--- REQUIREMENT ---
Copy all lines below exactly as written. Leave pictures out.

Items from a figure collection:
^^^^^^^^

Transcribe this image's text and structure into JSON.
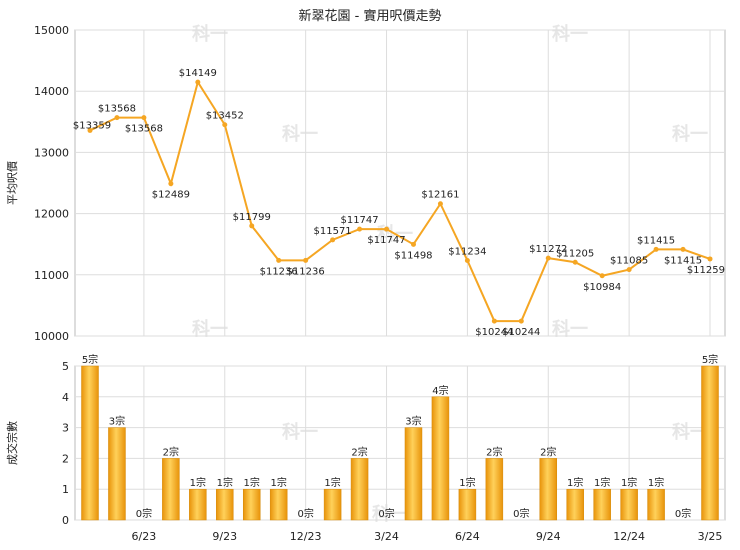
{
  "chart_data": [
    {
      "type": "line",
      "title": "新翠花園 - 實用呎價走勢",
      "ylabel": "平均呎價",
      "ylim": [
        10000,
        15000
      ],
      "yticks": [
        10000,
        11000,
        12000,
        13000,
        14000,
        15000
      ],
      "grid": true,
      "watermark": "科一",
      "line_color": "#f5a623",
      "values": [
        13359,
        13568,
        13568,
        12489,
        14149,
        13452,
        11799,
        11236,
        11236,
        11571,
        11747,
        11747,
        11498,
        12161,
        11234,
        10244,
        10244,
        11272,
        11205,
        10984,
        11085,
        11415,
        11415,
        11259
      ],
      "labels": [
        "$13359",
        "$13568",
        "$13568",
        "$12489",
        "$14149",
        "$13452",
        "$11799",
        "$11236",
        "$11236",
        "$11571",
        "$11747",
        "$11747",
        "$11498",
        "$12161",
        "$11234",
        "$10244",
        "$10244",
        "$11272",
        "$11205",
        "$10984",
        "$11085",
        "$11415",
        "$11415",
        "$11259"
      ]
    },
    {
      "type": "bar",
      "ylabel": "成交宗數",
      "ylim": [
        0,
        5
      ],
      "yticks": [
        0,
        1,
        2,
        3,
        4,
        5
      ],
      "grid": true,
      "bar_color": "#f5a623",
      "x_ticks": [
        "6/23",
        "9/23",
        "12/23",
        "3/24",
        "6/24",
        "9/24",
        "12/24",
        "3/25"
      ],
      "values": [
        5,
        3,
        0,
        2,
        1,
        1,
        1,
        1,
        0,
        1,
        2,
        0,
        3,
        4,
        1,
        2,
        0,
        2,
        1,
        1,
        1,
        1,
        0,
        5
      ],
      "labels": [
        "5宗",
        "3宗",
        "0宗",
        "2宗",
        "1宗",
        "1宗",
        "1宗",
        "1宗",
        "0宗",
        "1宗",
        "2宗",
        "0宗",
        "3宗",
        "4宗",
        "1宗",
        "2宗",
        "0宗",
        "2宗",
        "1宗",
        "1宗",
        "1宗",
        "1宗",
        "0宗",
        "5宗"
      ]
    }
  ]
}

^^^^^^^^

--- PROBLEM SOLUTION ---
Transcribe this image's text and structure into JSON.
{
  "chart_data": [
    {
      "type": "line",
      "title": "新翠花園 - 實用呎價走勢",
      "ylabel": "平均呎價",
      "ylim": [
        10000,
        15000
      ],
      "yticks": [
        10000,
        11000,
        12000,
        13000,
        14000,
        15000
      ],
      "grid": true,
      "watermark": "科一",
      "line_color": "#f5a623",
      "values": [
        13359,
        13568,
        13568,
        12489,
        14149,
        13452,
        11799,
        11236,
        11236,
        11571,
        11747,
        11747,
        11498,
        12161,
        11234,
        10244,
        10244,
        11272,
        11205,
        10984,
        11085,
        11415,
        11415,
        11259
      ],
      "labels": [
        "$13359",
        "$13568",
        "$13568",
        "$12489",
        "$14149",
        "$13452",
        "$11799",
        "$11236",
        "$11236",
        "$11571",
        "$11747",
        "$11747",
        "$11498",
        "$12161",
        "$11234",
        "$10244",
        "$10244",
        "$11272",
        "$11205",
        "$10984",
        "$11085",
        "$11415",
        "$11415",
        "$11259"
      ]
    },
    {
      "type": "bar",
      "ylabel": "成交宗數",
      "ylim": [
        0,
        5
      ],
      "yticks": [
        0,
        1,
        2,
        3,
        4,
        5
      ],
      "grid": true,
      "bar_color": "#f5a623",
      "x_ticks": [
        "6/23",
        "9/23",
        "12/23",
        "3/24",
        "6/24",
        "9/24",
        "12/24",
        "3/25"
      ],
      "values": [
        5,
        3,
        0,
        2,
        1,
        1,
        1,
        1,
        0,
        1,
        2,
        0,
        3,
        4,
        1,
        2,
        0,
        2,
        1,
        1,
        1,
        1,
        0,
        5
      ],
      "labels": [
        "5宗",
        "3宗",
        "0宗",
        "2宗",
        "1宗",
        "1宗",
        "1宗",
        "1宗",
        "0宗",
        "1宗",
        "2宗",
        "0宗",
        "3宗",
        "4宗",
        "1宗",
        "2宗",
        "0宗",
        "2宗",
        "1宗",
        "1宗",
        "1宗",
        "1宗",
        "0宗",
        "5宗"
      ]
    }
  ]
}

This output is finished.